# RECORDS FOR THIS TASK:
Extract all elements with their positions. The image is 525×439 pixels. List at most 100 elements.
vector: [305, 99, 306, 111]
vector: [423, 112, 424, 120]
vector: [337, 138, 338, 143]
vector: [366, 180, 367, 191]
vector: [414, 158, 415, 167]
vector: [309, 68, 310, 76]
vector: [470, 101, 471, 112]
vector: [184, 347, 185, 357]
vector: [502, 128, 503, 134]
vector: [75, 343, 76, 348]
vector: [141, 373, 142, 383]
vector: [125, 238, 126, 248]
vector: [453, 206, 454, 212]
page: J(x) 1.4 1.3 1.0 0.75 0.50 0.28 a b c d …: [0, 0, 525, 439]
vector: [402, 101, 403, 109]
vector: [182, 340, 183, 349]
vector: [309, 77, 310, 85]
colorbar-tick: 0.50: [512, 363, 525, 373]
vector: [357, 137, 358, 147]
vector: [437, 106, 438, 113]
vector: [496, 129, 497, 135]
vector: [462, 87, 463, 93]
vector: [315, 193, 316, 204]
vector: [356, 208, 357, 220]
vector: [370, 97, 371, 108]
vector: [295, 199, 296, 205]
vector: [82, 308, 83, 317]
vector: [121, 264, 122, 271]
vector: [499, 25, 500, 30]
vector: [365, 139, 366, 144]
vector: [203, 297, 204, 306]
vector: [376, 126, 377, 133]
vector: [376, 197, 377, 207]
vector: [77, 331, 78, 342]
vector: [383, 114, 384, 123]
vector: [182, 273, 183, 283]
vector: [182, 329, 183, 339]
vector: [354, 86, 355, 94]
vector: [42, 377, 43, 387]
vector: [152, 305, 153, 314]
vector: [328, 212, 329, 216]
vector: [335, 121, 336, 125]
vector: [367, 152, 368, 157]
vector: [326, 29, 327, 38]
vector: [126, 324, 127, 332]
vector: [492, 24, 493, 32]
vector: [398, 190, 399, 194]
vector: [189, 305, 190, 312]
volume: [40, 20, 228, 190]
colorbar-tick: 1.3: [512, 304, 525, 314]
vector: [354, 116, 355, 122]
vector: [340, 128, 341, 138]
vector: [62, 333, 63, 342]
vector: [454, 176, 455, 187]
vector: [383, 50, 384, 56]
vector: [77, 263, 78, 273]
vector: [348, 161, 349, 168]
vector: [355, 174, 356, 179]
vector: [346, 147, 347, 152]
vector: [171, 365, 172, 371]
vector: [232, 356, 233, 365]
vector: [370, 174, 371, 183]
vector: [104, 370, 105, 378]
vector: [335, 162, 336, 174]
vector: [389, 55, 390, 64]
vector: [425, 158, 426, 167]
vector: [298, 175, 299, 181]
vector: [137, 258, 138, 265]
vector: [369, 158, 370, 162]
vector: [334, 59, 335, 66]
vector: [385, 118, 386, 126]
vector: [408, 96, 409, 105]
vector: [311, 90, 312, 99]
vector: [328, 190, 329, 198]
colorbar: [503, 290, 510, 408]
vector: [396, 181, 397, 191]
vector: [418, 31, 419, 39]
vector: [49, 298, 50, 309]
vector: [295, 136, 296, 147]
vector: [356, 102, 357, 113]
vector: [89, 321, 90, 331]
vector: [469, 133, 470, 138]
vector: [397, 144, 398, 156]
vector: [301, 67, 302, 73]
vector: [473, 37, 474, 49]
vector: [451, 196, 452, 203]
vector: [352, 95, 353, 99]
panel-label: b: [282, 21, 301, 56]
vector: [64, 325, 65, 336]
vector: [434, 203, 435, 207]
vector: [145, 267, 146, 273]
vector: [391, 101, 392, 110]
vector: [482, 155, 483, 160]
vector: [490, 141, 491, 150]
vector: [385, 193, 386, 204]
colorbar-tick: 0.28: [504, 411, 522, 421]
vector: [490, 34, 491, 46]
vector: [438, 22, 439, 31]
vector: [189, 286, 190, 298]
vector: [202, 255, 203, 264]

# SET EXERCISE:
Reproduce all of the data above line for line, with no changes.

# EXERCISE SOLUTION:
Extract all elements with their positions. The image is 525×439 pixels. List at most 100 elements.
vector: [305, 99, 306, 111]
vector: [423, 112, 424, 120]
vector: [337, 138, 338, 143]
vector: [366, 180, 367, 191]
vector: [414, 158, 415, 167]
vector: [309, 68, 310, 76]
vector: [470, 101, 471, 112]
vector: [184, 347, 185, 357]
vector: [502, 128, 503, 134]
vector: [75, 343, 76, 348]
vector: [141, 373, 142, 383]
vector: [125, 238, 126, 248]
vector: [453, 206, 454, 212]
page: J(x) 1.4 1.3 1.0 0.75 0.50 0.28 a b c d …: [0, 0, 525, 439]
vector: [402, 101, 403, 109]
vector: [182, 340, 183, 349]
vector: [309, 77, 310, 85]
colorbar-tick: 0.50: [512, 363, 525, 373]
vector: [357, 137, 358, 147]
vector: [437, 106, 438, 113]
vector: [496, 129, 497, 135]
vector: [462, 87, 463, 93]
vector: [315, 193, 316, 204]
vector: [356, 208, 357, 220]
vector: [370, 97, 371, 108]
vector: [295, 199, 296, 205]
vector: [82, 308, 83, 317]
vector: [121, 264, 122, 271]
vector: [499, 25, 500, 30]
vector: [365, 139, 366, 144]
vector: [203, 297, 204, 306]
vector: [376, 126, 377, 133]
vector: [376, 197, 377, 207]
vector: [77, 331, 78, 342]
vector: [383, 114, 384, 123]
vector: [182, 273, 183, 283]
vector: [182, 329, 183, 339]
vector: [354, 86, 355, 94]
vector: [42, 377, 43, 387]
vector: [152, 305, 153, 314]
vector: [328, 212, 329, 216]
vector: [335, 121, 336, 125]
vector: [367, 152, 368, 157]
vector: [326, 29, 327, 38]
vector: [126, 324, 127, 332]
vector: [492, 24, 493, 32]
vector: [398, 190, 399, 194]
vector: [189, 305, 190, 312]
volume: [40, 20, 228, 190]
colorbar-tick: 1.3: [512, 304, 525, 314]
vector: [354, 116, 355, 122]
vector: [340, 128, 341, 138]
vector: [62, 333, 63, 342]
vector: [454, 176, 455, 187]
vector: [383, 50, 384, 56]
vector: [77, 263, 78, 273]
vector: [348, 161, 349, 168]
vector: [355, 174, 356, 179]
vector: [346, 147, 347, 152]
vector: [171, 365, 172, 371]
vector: [232, 356, 233, 365]
vector: [370, 174, 371, 183]
vector: [104, 370, 105, 378]
vector: [335, 162, 336, 174]
vector: [389, 55, 390, 64]
vector: [425, 158, 426, 167]
vector: [298, 175, 299, 181]
vector: [137, 258, 138, 265]
vector: [369, 158, 370, 162]
vector: [334, 59, 335, 66]
vector: [385, 118, 386, 126]
vector: [408, 96, 409, 105]
vector: [311, 90, 312, 99]
vector: [328, 190, 329, 198]
colorbar: [503, 290, 510, 408]
vector: [396, 181, 397, 191]
vector: [418, 31, 419, 39]
vector: [49, 298, 50, 309]
vector: [295, 136, 296, 147]
vector: [356, 102, 357, 113]
vector: [89, 321, 90, 331]
vector: [469, 133, 470, 138]
vector: [397, 144, 398, 156]
vector: [301, 67, 302, 73]
vector: [473, 37, 474, 49]
vector: [451, 196, 452, 203]
vector: [352, 95, 353, 99]
panel-label: b: [282, 21, 301, 56]
vector: [64, 325, 65, 336]
vector: [434, 203, 435, 207]
vector: [145, 267, 146, 273]
vector: [391, 101, 392, 110]
vector: [482, 155, 483, 160]
vector: [490, 141, 491, 150]
vector: [385, 193, 386, 204]
colorbar-tick: 0.28: [504, 411, 522, 421]
vector: [490, 34, 491, 46]
vector: [438, 22, 439, 31]
vector: [189, 286, 190, 298]
vector: [202, 255, 203, 264]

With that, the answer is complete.